» **Extract**
Suffrage:  18 years of age; universal (except in senatorial elections,
where minimum age is 25)

Executive branch:  chief of state: President Carlo Azeglio CIAMPI
(since 13 May 1999) elections: president elected by an electoral college
consisting of both houses of Parliament and 58 regional representatives
for a seven-year term; election last held 13 May 1999 (next to be held
NA May 2006); prime minister appointed by the president and confirmed
by Parliament head of government: Prime Minister (referred to in Italy
as the president of the Council of Ministers) Silvio BERLUSCONI (since
10 June 2001) cabinet:  the president election results: Carlo Azeglio
CIAMPI elected president; percent of electoral college vote - 70% note: a
five-party government coalition includes Forza Italia, National Alliance,
Northern League, Democratic Christian Center, United Christian Democrats

Legislative branch:  bicameral Parliament or Parlamento consists of the
Senate or Senato della Repubblica (315 seats elected by popular vote of
which 232 are directly elected and 83 are elected by regional proportional
representation; in addition, there are a small number of senators-for-life
including former presidents of the republic; members serve five-year
terms) and the Chamber of Deputies or Camera dei Deputati (630 seats;
475 are directly elected, 155 by regional proportional representation;
members serve five-year terms) elections: Senate - last held 13 May 2001
(next to be held NA 2006); Chamber of Deputies - last held 13 May 2001
(next to be held NA 2006) election results: Senate - percent of vote
by party - NA%; seats by party - House of Liberties 177 (Forza Italia
82, National Alliance 46, CCD-CDU 29, Northern League 17, others 3),
Olive Tree 128 (Democrats of the Left 62, Daisy Alliance 42, Sunflower
Alliance 16, Italian Communist Party 3, independents 5), non-affiliated
with either coalition 10, senators for life 9; Chamber of Deputies -
percent of vote by party - NA%; seats by party - House of Liberties 367
(Forza Italia 189, National Alliance 96, CCD-CDU 40, Northern League 30,
others 12), Olive Tree 248 (Democrats of the Left 138, Daisy Alliance
76, Sunflower Alliance 18, Italian Communist Party 9, independents 7),
non-affiliated with either coalition 15

Judicial branch:  Constitutional Court or Corte Costituzionale (composed
of 15 judges:  one-third elected by the ordinary and administrative
Supreme Courts)

» **Direction A**
Condense the paragraph of the Italy profile that begins "Legislative branch:" into a short bulleted list that keeps its main facts.
» **Direction B**
Please answer these questions from the Italy profile:
(i) What is the minimum voting age in senatorial elections?
(ii) Since what date has Silvio Berlusconi been head of government?
(iii) How many judges make up the Constitutional Court?
» **Direction C**
Retype everything in the Italy profile from "Judicial branch:  Constitutional" down to "Supreme Courts)".
You won't need the data that comes after this Italy profile.

» **Data extract**
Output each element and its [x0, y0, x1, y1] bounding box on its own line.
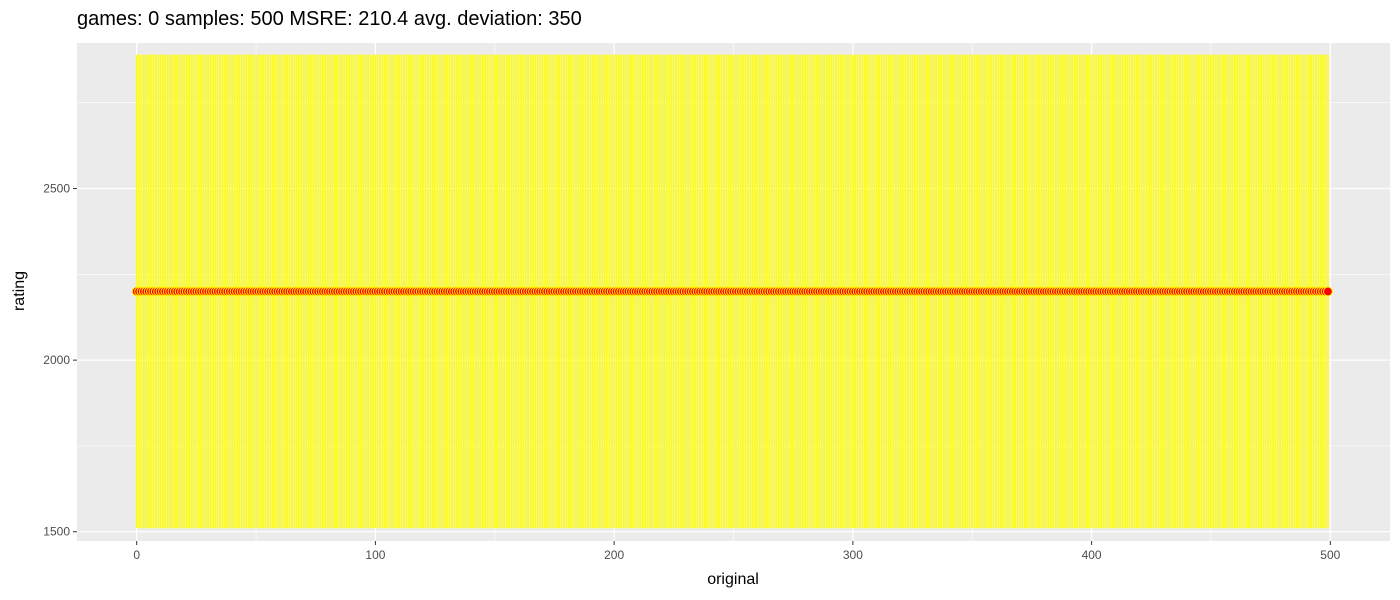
- y-axis-ticks: 1500 2000 2500: [43, 182, 77, 539]
- y-tick-label: 2000: [43, 353, 70, 367]
- x-tick-label: 500: [1320, 548, 1340, 562]
- x-tick-label: 400: [1082, 548, 1102, 562]
- y-tick-label: 2500: [43, 182, 70, 196]
- data-point: [1323, 286, 1333, 297]
- chart-title: games: 0 samples: 500 MSRE: 210.4 avg. d…: [77, 8, 582, 30]
- x-tick-label: 200: [604, 548, 624, 562]
- y-tick-label: 1500: [43, 525, 70, 539]
- x-axis-title: original: [707, 571, 759, 588]
- y-axis-title: rating: [11, 271, 28, 311]
- x-tick-label: 100: [365, 548, 385, 562]
- x-tick-label: 300: [843, 548, 863, 562]
- points: [131, 286, 1333, 297]
- x-axis-ticks: 0 100 200 300 400 500: [133, 541, 1341, 562]
- x-tick-label: 0: [133, 548, 140, 562]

» **Correct answer A**
- Parliament (Parlamento) is bicameral.
- Senate (Senato della Repubblica):
  - 315 elected seats: 232 directly elected and 83 chosen by regional proportional representation.
  - A small number of senators-for-life, including former presidents of the republic.
  - Five-year terms.
- Chamber of Deputies (Camera dei Deputati):
  - 630 seats: 475 directly elected and 155 chosen by regional proportional representation.
  - Five-year terms.
- Both houses were last elected on 13 May 2001, with the next elections due in 2006.
- Senate seats:
  - House of Liberties: 177
  - Olive Tree: 128
  - Non-affiliated: 10
  - Senators for life: 9
- Chamber seats:
  - House of Liberties: 367
  - Olive Tree: 248
  - Non-affiliated: 15

» **Correct answer B**
(i) 25 years of age
(ii) 10 June 2001
(iii) 15

» **Correct answer C**
Judicial branch:  Constitutional Court or Corte Costituzionale (composed
of 15 judges:  one-third elected by the ordinary and administrative
Supreme Courts)